> Do this
Reproduce all of the data below without alteration; exclude every picture.

> Data section
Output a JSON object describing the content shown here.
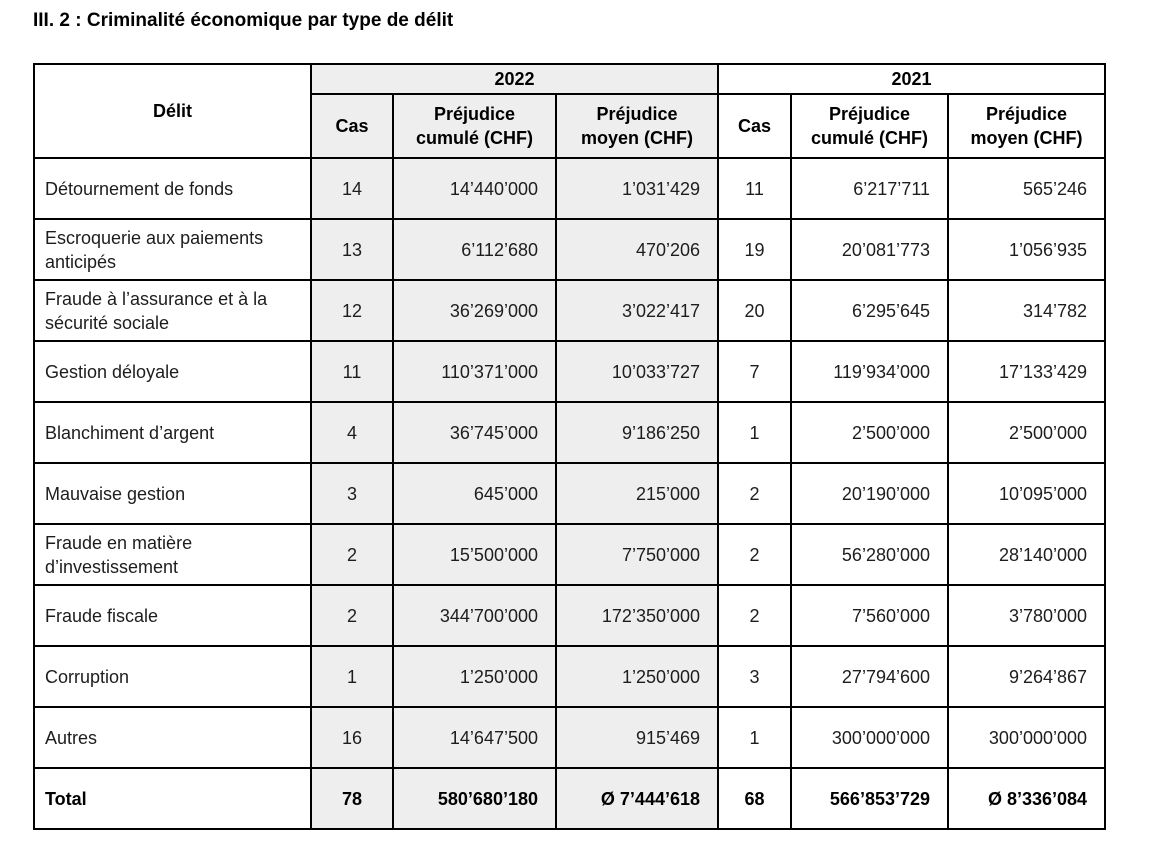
{
  "page": {
    "title": "III. 2 : Criminalité économique par type de délit"
  },
  "colors": {
    "shade": "#eeeeee",
    "border": "#000000",
    "text": "#1d1d1d"
  },
  "table": {
    "corner_header": "Délit",
    "groups": [
      {
        "year": "2022",
        "shaded": true,
        "subcolumns": [
          "Cas",
          "Préjudice cumulé (CHF)",
          "Préjudice moyen (CHF)"
        ]
      },
      {
        "year": "2021",
        "shaded": false,
        "subcolumns": [
          "Cas",
          "Préjudice cumulé (CHF)",
          "Préjudice moyen (CHF)"
        ]
      }
    ],
    "rows": [
      {
        "delit": "Détournement de fonds",
        "bold": false,
        "values": [
          "14",
          "14’440’000",
          "1’031’429",
          "11",
          "6’217’711",
          "565’246"
        ]
      },
      {
        "delit": "Escroquerie aux paiements anticipés",
        "bold": false,
        "values": [
          "13",
          "6’112’680",
          "470’206",
          "19",
          "20’081’773",
          "1’056’935"
        ]
      },
      {
        "delit": "Fraude à l’assurance et à la sécurité sociale",
        "bold": false,
        "values": [
          "12",
          "36’269’000",
          "3’022’417",
          "20",
          "6’295’645",
          "314’782"
        ]
      },
      {
        "delit": "Gestion déloyale",
        "bold": false,
        "values": [
          "11",
          "110’371’000",
          "10’033’727",
          "7",
          "119’934’000",
          "17’133’429"
        ]
      },
      {
        "delit": "Blanchiment d’argent",
        "bold": false,
        "values": [
          "4",
          "36’745’000",
          "9’186’250",
          "1",
          "2’500’000",
          "2’500’000"
        ]
      },
      {
        "delit": "Mauvaise gestion",
        "bold": false,
        "values": [
          "3",
          "645’000",
          "215’000",
          "2",
          "20’190’000",
          "10’095’000"
        ]
      },
      {
        "delit": "Fraude en matière d’investissement",
        "bold": false,
        "values": [
          "2",
          "15’500’000",
          "7’750’000",
          "2",
          "56’280’000",
          "28’140’000"
        ]
      },
      {
        "delit": "Fraude fiscale",
        "bold": false,
        "values": [
          "2",
          "344’700’000",
          "172’350’000",
          "2",
          "7’560’000",
          "3’780’000"
        ]
      },
      {
        "delit": "Corruption",
        "bold": false,
        "values": [
          "1",
          "1’250’000",
          "1’250’000",
          "3",
          "27’794’600",
          "9’264’867"
        ]
      },
      {
        "delit": "Autres",
        "bold": false,
        "values": [
          "16",
          "14’647’500",
          "915’469",
          "1",
          "300’000’000",
          "300’000’000"
        ]
      },
      {
        "delit": "Total",
        "bold": true,
        "values": [
          "78",
          "580’680’180",
          "Ø 7’444’618",
          "68",
          "566’853’729",
          "Ø 8’336’084"
        ]
      }
    ]
  }
}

> Task solution
Output a JSON object describing the content shown here.
{
  "page": {
    "title": "III. 2 : Criminalité économique par type de délit"
  },
  "colors": {
    "shade": "#eeeeee",
    "border": "#000000",
    "text": "#1d1d1d"
  },
  "table": {
    "corner_header": "Délit",
    "groups": [
      {
        "year": "2022",
        "shaded": true,
        "subcolumns": [
          "Cas",
          "Préjudice cumulé (CHF)",
          "Préjudice moyen (CHF)"
        ]
      },
      {
        "year": "2021",
        "shaded": false,
        "subcolumns": [
          "Cas",
          "Préjudice cumulé (CHF)",
          "Préjudice moyen (CHF)"
        ]
      }
    ],
    "rows": [
      {
        "delit": "Détournement de fonds",
        "bold": false,
        "values": [
          "14",
          "14’440’000",
          "1’031’429",
          "11",
          "6’217’711",
          "565’246"
        ]
      },
      {
        "delit": "Escroquerie aux paiements anticipés",
        "bold": false,
        "values": [
          "13",
          "6’112’680",
          "470’206",
          "19",
          "20’081’773",
          "1’056’935"
        ]
      },
      {
        "delit": "Fraude à l’assurance et à la sécurité sociale",
        "bold": false,
        "values": [
          "12",
          "36’269’000",
          "3’022’417",
          "20",
          "6’295’645",
          "314’782"
        ]
      },
      {
        "delit": "Gestion déloyale",
        "bold": false,
        "values": [
          "11",
          "110’371’000",
          "10’033’727",
          "7",
          "119’934’000",
          "17’133’429"
        ]
      },
      {
        "delit": "Blanchiment d’argent",
        "bold": false,
        "values": [
          "4",
          "36’745’000",
          "9’186’250",
          "1",
          "2’500’000",
          "2’500’000"
        ]
      },
      {
        "delit": "Mauvaise gestion",
        "bold": false,
        "values": [
          "3",
          "645’000",
          "215’000",
          "2",
          "20’190’000",
          "10’095’000"
        ]
      },
      {
        "delit": "Fraude en matière d’investissement",
        "bold": false,
        "values": [
          "2",
          "15’500’000",
          "7’750’000",
          "2",
          "56’280’000",
          "28’140’000"
        ]
      },
      {
        "delit": "Fraude fiscale",
        "bold": false,
        "values": [
          "2",
          "344’700’000",
          "172’350’000",
          "2",
          "7’560’000",
          "3’780’000"
        ]
      },
      {
        "delit": "Corruption",
        "bold": false,
        "values": [
          "1",
          "1’250’000",
          "1’250’000",
          "3",
          "27’794’600",
          "9’264’867"
        ]
      },
      {
        "delit": "Autres",
        "bold": false,
        "values": [
          "16",
          "14’647’500",
          "915’469",
          "1",
          "300’000’000",
          "300’000’000"
        ]
      },
      {
        "delit": "Total",
        "bold": true,
        "values": [
          "78",
          "580’680’180",
          "Ø 7’444’618",
          "68",
          "566’853’729",
          "Ø 8’336’084"
        ]
      }
    ]
  }
}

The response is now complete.